>> start Task inputs

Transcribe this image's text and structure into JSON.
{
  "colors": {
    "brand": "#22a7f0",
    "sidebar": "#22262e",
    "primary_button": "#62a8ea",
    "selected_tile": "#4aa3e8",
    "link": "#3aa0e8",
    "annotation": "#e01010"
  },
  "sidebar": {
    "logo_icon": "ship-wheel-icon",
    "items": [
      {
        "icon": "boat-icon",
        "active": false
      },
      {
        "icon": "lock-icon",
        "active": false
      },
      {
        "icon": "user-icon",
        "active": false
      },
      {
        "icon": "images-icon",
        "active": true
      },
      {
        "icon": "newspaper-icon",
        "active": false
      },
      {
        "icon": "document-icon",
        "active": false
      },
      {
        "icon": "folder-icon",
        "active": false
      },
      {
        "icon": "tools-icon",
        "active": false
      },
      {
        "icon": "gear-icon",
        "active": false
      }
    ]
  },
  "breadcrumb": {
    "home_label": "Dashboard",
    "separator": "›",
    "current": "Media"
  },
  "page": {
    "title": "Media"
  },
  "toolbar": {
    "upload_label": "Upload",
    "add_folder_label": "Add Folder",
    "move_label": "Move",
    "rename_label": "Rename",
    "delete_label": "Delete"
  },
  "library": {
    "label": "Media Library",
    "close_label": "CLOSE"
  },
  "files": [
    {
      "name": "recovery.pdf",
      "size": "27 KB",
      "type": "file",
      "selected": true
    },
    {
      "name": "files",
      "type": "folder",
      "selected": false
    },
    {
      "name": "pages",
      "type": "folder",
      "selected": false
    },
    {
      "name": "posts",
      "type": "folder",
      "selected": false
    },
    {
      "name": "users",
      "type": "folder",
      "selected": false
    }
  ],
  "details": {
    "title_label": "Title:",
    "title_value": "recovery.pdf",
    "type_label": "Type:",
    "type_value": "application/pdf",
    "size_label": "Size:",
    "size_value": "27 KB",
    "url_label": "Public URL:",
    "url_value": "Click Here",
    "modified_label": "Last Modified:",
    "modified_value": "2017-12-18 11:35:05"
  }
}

>> end Task inputs

▸ **Task prompt**
Check each line of the entries for the string "recovery". Copy the lines that have it.

▸ **Complete response**
      "name": "recovery.pdf",
    "title_value": "recovery.pdf",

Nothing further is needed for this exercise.